## AIM OF THE TASK
For every line in the data below that contains "specification", copy the line.

/---

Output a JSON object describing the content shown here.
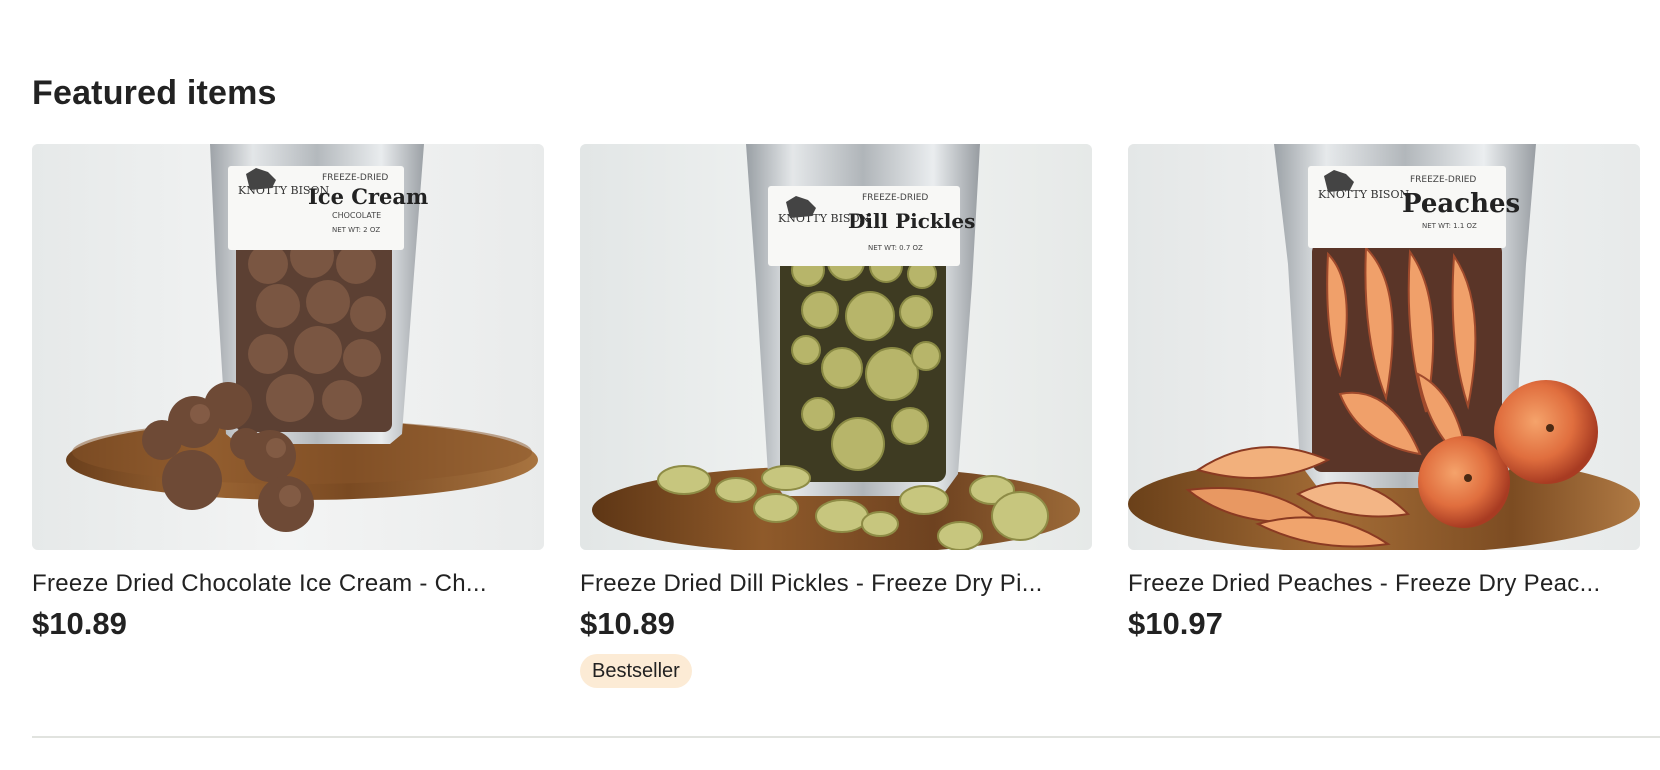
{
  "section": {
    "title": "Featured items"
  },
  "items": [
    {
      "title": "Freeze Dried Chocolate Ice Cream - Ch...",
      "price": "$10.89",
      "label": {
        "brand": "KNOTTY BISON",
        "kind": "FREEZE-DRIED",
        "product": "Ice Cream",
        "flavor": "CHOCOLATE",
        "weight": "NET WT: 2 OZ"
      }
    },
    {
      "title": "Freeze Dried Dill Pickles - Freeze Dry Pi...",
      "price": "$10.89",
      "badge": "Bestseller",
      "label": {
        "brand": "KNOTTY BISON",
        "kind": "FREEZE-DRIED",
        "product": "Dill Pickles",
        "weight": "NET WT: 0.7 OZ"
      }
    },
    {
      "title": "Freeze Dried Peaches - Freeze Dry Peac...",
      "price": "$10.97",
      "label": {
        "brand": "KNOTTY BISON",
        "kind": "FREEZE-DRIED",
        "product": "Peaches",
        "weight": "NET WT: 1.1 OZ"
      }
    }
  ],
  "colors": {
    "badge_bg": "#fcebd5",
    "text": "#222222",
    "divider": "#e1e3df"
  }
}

\---
/---

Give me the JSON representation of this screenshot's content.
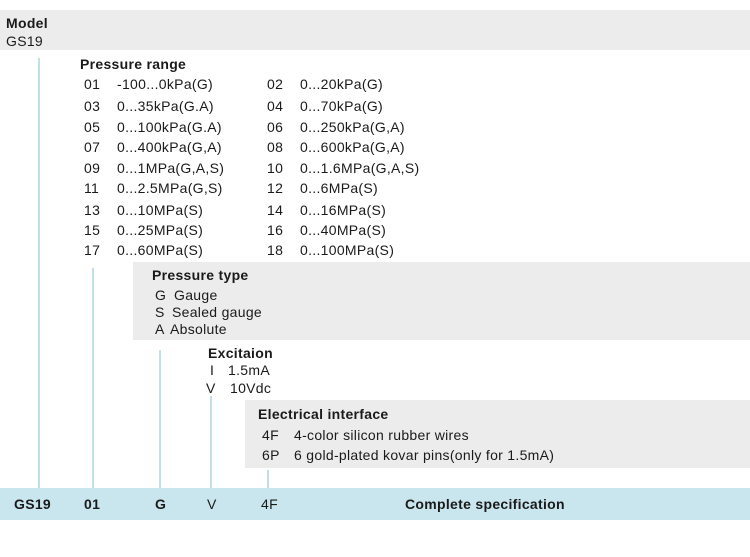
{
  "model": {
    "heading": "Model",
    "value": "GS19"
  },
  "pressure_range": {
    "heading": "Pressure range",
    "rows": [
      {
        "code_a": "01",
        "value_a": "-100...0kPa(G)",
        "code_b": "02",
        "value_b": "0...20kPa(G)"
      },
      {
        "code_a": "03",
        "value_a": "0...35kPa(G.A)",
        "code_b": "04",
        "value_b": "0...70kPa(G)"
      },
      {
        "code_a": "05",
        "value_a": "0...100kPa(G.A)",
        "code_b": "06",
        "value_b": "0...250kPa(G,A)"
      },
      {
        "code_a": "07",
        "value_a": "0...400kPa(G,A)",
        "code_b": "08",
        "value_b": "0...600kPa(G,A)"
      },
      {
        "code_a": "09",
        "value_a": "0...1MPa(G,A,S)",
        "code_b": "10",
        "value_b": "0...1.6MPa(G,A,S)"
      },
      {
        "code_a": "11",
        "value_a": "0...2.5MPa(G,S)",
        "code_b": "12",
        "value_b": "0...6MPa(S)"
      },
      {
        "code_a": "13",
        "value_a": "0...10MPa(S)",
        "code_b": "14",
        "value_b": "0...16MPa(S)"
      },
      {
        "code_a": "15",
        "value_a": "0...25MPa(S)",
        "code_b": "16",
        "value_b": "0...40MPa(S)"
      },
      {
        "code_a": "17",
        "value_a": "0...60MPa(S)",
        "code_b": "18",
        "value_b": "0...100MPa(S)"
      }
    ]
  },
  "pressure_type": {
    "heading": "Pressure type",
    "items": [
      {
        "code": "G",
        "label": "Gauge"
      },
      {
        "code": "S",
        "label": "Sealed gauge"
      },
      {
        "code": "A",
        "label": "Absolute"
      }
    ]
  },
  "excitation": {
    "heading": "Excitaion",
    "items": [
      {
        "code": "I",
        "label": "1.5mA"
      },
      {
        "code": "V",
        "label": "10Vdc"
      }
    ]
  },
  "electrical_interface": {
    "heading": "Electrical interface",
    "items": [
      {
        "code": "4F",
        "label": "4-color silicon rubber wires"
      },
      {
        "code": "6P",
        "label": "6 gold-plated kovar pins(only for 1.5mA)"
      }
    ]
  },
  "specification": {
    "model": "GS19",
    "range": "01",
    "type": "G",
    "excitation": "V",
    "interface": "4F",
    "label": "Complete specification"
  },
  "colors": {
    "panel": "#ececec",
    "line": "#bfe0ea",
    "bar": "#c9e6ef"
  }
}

\---
/---

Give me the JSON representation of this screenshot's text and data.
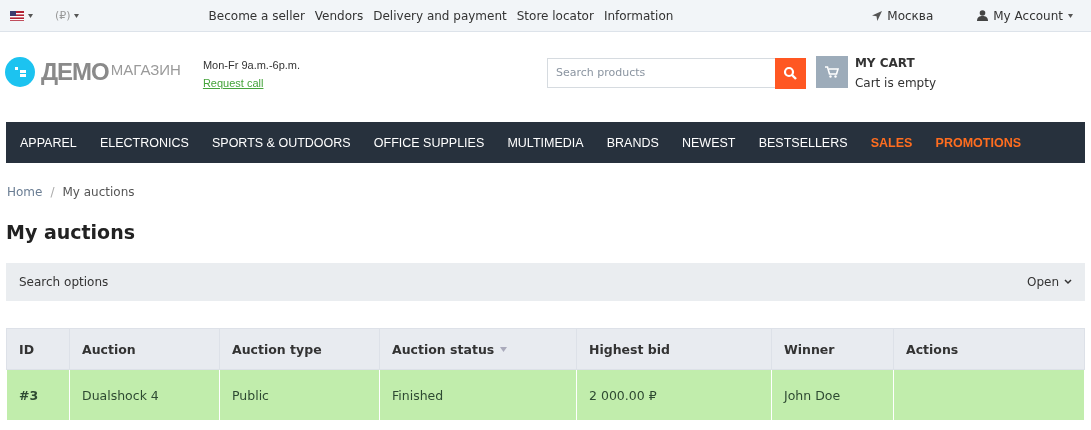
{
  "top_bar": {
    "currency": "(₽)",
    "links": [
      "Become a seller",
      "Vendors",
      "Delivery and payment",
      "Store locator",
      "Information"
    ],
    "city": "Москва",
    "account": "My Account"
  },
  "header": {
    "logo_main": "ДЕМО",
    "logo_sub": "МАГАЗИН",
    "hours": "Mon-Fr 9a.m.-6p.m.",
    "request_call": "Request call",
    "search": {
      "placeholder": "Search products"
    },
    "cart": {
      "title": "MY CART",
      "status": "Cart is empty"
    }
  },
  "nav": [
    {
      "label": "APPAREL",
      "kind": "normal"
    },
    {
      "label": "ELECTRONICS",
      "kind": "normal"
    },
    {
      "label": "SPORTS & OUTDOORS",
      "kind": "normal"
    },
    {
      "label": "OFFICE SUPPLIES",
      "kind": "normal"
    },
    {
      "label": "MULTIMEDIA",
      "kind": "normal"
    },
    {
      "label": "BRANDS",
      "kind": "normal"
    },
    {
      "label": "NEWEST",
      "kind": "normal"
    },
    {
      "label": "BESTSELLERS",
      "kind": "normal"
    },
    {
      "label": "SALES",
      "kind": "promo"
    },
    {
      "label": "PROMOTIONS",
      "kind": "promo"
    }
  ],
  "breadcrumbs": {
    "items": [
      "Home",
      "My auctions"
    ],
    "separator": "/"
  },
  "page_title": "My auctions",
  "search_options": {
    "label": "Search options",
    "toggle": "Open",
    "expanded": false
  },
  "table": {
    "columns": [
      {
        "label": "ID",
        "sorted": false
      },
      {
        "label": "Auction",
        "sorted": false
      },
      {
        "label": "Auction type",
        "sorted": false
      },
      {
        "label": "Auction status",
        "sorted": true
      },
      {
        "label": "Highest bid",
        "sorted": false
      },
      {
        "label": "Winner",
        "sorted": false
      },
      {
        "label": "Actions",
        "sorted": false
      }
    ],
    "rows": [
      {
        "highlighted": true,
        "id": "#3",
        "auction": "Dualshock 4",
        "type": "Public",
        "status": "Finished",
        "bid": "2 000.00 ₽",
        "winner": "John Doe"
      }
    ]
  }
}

\---

## RESPONSE FOR THIS EXERCISE
  "specification": {
    "label": "Complete specification"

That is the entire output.